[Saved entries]
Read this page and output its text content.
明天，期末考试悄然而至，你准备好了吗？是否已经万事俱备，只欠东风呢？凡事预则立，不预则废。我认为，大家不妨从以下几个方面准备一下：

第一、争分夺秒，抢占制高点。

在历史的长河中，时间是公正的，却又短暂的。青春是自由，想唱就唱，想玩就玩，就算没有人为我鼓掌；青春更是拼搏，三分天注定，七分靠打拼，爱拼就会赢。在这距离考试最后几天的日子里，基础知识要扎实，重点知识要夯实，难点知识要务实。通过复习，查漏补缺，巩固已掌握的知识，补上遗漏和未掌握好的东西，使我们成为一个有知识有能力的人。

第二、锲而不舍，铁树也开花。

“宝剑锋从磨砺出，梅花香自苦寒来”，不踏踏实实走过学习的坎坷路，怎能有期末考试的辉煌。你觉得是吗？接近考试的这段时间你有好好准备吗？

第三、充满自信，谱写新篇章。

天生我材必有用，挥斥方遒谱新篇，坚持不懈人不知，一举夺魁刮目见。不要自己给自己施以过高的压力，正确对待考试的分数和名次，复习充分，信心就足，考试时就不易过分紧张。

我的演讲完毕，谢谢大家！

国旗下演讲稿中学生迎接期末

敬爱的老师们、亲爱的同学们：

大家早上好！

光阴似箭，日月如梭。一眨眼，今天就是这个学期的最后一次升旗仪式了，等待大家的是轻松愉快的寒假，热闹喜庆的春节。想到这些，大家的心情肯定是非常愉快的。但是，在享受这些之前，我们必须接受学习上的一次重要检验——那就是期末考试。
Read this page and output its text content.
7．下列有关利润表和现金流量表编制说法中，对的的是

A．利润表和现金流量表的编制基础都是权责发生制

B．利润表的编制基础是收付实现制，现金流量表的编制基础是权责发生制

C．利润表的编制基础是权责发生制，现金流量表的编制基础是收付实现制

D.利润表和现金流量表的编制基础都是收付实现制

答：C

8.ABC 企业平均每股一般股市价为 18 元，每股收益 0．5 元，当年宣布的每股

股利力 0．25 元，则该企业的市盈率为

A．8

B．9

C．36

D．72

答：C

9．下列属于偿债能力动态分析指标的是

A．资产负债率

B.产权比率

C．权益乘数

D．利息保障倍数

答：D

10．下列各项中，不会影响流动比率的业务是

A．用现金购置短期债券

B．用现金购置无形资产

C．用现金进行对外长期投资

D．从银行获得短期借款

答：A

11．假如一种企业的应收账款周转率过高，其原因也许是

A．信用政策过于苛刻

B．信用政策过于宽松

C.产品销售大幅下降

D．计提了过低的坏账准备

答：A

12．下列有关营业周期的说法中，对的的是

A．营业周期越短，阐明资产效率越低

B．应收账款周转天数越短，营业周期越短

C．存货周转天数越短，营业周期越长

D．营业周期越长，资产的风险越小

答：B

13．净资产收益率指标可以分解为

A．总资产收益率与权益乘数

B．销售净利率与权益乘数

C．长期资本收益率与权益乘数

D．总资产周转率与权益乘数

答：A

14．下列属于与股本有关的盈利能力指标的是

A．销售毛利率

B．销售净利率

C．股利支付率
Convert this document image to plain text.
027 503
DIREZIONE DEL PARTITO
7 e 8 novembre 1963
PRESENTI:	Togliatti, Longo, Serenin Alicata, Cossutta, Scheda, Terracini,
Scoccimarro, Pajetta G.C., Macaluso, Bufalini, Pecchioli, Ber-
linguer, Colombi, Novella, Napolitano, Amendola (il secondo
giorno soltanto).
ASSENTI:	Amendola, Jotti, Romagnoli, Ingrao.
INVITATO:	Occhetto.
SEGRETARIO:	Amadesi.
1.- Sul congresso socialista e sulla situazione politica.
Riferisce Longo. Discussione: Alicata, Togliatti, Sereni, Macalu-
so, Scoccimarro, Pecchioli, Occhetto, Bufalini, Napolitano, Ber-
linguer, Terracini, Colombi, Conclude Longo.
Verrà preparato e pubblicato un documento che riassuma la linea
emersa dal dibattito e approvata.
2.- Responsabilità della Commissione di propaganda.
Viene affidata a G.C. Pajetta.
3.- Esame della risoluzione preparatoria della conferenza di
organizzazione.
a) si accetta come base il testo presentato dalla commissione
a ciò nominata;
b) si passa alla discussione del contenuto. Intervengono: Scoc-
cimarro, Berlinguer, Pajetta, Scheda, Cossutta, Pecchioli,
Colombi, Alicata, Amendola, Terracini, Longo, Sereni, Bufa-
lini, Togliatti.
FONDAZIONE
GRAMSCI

• Work to complete:
Filter out all lines lacking the word "对的的是" and copy the rest.

• The solution:
7．下列有关利润表和现金流量表编制说法中，对的的是
12．下列有关营业周期的说法中，对的的是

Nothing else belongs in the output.